> **Exercise directions**: Each entry below is to be duplicated verbatim.

> **Material shown**:
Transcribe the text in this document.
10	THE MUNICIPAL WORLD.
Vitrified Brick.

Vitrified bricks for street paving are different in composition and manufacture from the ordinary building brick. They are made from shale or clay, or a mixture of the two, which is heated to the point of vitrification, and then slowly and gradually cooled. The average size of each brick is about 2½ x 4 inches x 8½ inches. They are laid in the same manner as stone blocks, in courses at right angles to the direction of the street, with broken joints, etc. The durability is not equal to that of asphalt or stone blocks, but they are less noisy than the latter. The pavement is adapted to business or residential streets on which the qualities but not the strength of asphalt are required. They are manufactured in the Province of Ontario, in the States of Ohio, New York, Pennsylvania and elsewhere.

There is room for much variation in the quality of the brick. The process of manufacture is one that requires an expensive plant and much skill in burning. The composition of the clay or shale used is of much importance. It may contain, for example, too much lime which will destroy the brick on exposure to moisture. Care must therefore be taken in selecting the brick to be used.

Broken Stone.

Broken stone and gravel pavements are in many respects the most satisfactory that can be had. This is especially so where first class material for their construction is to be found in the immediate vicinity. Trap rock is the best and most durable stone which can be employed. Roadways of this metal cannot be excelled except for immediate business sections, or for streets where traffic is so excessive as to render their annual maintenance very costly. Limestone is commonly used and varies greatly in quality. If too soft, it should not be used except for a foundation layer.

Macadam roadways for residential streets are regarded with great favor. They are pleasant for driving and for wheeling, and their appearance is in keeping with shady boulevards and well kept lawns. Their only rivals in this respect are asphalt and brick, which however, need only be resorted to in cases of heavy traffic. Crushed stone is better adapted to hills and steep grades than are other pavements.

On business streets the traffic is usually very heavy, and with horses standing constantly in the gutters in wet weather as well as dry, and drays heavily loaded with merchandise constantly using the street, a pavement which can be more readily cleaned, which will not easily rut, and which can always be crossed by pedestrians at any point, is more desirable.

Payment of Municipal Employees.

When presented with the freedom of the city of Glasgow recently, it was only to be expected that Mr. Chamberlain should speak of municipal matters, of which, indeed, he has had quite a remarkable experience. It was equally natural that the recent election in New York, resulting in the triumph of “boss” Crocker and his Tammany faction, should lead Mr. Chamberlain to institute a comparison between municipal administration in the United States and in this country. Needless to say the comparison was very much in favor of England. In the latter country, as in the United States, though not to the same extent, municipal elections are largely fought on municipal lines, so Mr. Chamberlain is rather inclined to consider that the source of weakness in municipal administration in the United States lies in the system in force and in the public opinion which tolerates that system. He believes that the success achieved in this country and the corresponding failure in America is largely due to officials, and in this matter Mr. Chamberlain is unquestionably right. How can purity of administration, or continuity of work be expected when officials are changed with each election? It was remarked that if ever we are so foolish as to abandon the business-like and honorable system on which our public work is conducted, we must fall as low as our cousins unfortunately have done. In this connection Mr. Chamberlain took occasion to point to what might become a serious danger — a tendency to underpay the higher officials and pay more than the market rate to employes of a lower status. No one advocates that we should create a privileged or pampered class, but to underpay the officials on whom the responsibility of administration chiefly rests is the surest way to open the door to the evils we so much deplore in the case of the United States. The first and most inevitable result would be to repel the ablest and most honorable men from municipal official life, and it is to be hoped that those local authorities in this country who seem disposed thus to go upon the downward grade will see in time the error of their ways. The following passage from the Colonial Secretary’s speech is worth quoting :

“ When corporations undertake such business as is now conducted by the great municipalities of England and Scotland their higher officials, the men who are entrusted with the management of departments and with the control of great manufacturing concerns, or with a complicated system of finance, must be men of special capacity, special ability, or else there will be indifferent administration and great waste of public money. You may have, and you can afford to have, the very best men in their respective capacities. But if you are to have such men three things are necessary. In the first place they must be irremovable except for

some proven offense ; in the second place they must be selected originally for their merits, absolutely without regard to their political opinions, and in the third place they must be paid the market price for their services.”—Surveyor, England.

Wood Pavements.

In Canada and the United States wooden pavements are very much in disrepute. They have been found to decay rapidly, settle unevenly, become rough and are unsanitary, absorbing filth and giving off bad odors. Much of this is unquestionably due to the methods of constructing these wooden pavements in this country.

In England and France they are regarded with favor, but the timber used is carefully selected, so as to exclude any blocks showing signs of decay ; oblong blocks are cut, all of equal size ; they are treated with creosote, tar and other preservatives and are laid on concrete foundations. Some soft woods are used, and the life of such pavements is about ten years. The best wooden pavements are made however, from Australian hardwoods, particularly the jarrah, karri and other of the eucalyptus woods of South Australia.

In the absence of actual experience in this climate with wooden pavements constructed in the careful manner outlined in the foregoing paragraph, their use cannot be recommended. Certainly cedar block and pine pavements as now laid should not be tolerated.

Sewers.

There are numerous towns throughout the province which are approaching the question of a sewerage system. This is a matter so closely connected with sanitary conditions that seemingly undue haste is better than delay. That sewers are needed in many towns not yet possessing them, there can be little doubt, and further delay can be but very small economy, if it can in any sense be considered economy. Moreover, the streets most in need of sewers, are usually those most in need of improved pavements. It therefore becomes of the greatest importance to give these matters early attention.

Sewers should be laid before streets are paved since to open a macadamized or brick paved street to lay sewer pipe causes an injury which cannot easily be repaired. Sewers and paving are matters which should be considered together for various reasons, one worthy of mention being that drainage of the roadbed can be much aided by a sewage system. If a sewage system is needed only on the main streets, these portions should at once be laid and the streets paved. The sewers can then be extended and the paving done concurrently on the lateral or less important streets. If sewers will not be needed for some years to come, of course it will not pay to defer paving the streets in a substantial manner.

> **Solved exercise**:
Transcribe the text in this document.
10	THE MUNICIPAL WORLD.
Vitrified Brick.

Vitrified bricks for street paving are different in composition and manufacture from the ordinary building brick. They are made from shale or clay, or a mixture of the two, which is heated to the point of vitrification, and then slowly and gradually cooled. The average size of each brick is about 2½ x 4 inches x 8½ inches. They are laid in the same manner as stone blocks, in courses at right angles to the direction of the street, with broken joints, etc. The durability is not equal to that of asphalt or stone blocks, but they are less noisy than the latter. The pavement is adapted to business or residential streets on which the qualities but not the strength of asphalt are required. They are manufactured in the Province of Ontario, in the States of Ohio, New York, Pennsylvania and elsewhere.

There is room for much variation in the quality of the brick. The process of manufacture is one that requires an expensive plant and much skill in burning. The composition of the clay or shale used is of much importance. It may contain, for example, too much lime which will destroy the brick on exposure to moisture. Care must therefore be taken in selecting the brick to be used.

Broken Stone.

Broken stone and gravel pavements are in many respects the most satisfactory that can be had. This is especially so where first class material for their construction is to be found in the immediate vicinity. Trap rock is the best and most durable stone which can be employed. Roadways of this metal cannot be excelled except for immediate business sections, or for streets where traffic is so excessive as to render their annual maintenance very costly. Limestone is commonly used and varies greatly in quality. If too soft, it should not be used except for a foundation layer.

Macadam roadways for residential streets are regarded with great favor. They are pleasant for driving and for wheeling, and their appearance is in keeping with shady boulevards and well kept lawns. Their only rivals in this respect are asphalt and brick, which however, need only be resorted to in cases of heavy traffic. Crushed stone is better adapted to hills and steep grades than are other pavements.

On business streets the traffic is usually very heavy, and with horses standing constantly in the gutters in wet weather as well as dry, and drays heavily loaded with merchandise constantly using the street, a pavement which can be more readily cleaned, which will not easily rut, and which can always be crossed by pedestrians at any point, is more desirable.

Payment of Municipal Employees.

When presented with the freedom of the city of Glasgow recently, it was only to be expected that Mr. Chamberlain should speak of municipal matters, of which, indeed, he has had quite a remarkable experience. It was equally natural that the recent election in New York, resulting in the triumph of “boss” Crocker and his Tammany faction, should lead Mr. Chamberlain to institute a comparison between municipal administration in the United States and in this country. Needless to say the comparison was very much in favor of England. In the latter country, as in the United States, though not to the same extent, municipal elections are largely fought on municipal lines, so Mr. Chamberlain is rather inclined to consider that the source of weakness in municipal administration in the United States lies in the system in force and in the public opinion which tolerates that system. He believes that the success achieved in this country and the corresponding failure in America is largely due to officials, and in this matter Mr. Chamberlain is unquestionably right. How can purity of administration, or continuity of work be expected when officials are changed with each election? It was remarked that if ever we are so foolish as to abandon the business-like and honorable system on which our public work is conducted, we must fall as low as our cousins unfortunately have done. In this connection Mr. Chamberlain took occasion to point to what might become a serious danger — a tendency to underpay the higher officials and pay more than the market rate to employes of a lower status. No one advocates that we should create a privileged or pampered class, but to underpay the officials on whom the responsibility of administration chiefly rests is the surest way to open the door to the evils we so much deplore in the case of the United States. The first and most inevitable result would be to repel the ablest and most honorable men from municipal official life, and it is to be hoped that those local authorities in this country who seem disposed thus to go upon the downward grade will see in time the error of their ways. The following passage from the Colonial Secretary’s speech is worth quoting :

“ When corporations undertake such business as is now conducted by the great municipalities of England and Scotland their higher officials, the men who are entrusted with the management of departments and with the control of great manufacturing concerns, or with a complicated system of finance, must be men of special capacity, special ability, or else there will be indifferent administration and great waste of public money. You may have, and you can afford to have, the very best men in their respective capacities. But if you are to have such men three things are necessary. In the first place they must be irremovable except for

some proven offense ; in the second place they must be selected originally for their merits, absolutely without regard to their political opinions, and in the third place they must be paid the market price for their services.”—Surveyor, England.

Wood Pavements.

In Canada and the United States wooden pavements are very much in disrepute. They have been found to decay rapidly, settle unevenly, become rough and are unsanitary, absorbing filth and giving off bad odors. Much of this is unquestionably due to the methods of constructing these wooden pavements in this country.

In England and France they are regarded with favor, but the timber used is carefully selected, so as to exclude any blocks showing signs of decay ; oblong blocks are cut, all of equal size ; they are treated with creosote, tar and other preservatives and are laid on concrete foundations. Some soft woods are used, and the life of such pavements is about ten years. The best wooden pavements are made however, from Australian hardwoods, particularly the jarrah, karri and other of the eucalyptus woods of South Australia.

In the absence of actual experience in this climate with wooden pavements constructed in the careful manner outlined in the foregoing paragraph, their use cannot be recommended. Certainly cedar block and pine pavements as now laid should not be tolerated.

Sewers.

There are numerous towns throughout the province which are approaching the question of a sewerage system. This is a matter so closely connected with sanitary conditions that seemingly undue haste is better than delay. That sewers are needed in many towns not yet possessing them, there can be little doubt, and further delay can be but very small economy, if it can in any sense be considered economy. Moreover, the streets most in need of sewers, are usually those most in need of improved pavements. It therefore becomes of the greatest importance to give these matters early attention.

Sewers should be laid before streets are paved since to open a macadamized or brick paved street to lay sewer pipe causes an injury which cannot easily be repaired. Sewers and paving are matters which should be considered together for various reasons, one worthy of mention being that drainage of the roadbed can be much aided by a sewage system. If a sewage system is needed only on the main streets, these portions should at once be laid and the streets paved. The sewers can then be extended and the paving done concurrently on the lateral or less important streets. If sewers will not be needed for some years to come, of course it will not pay to defer paving the streets in a substantial manner.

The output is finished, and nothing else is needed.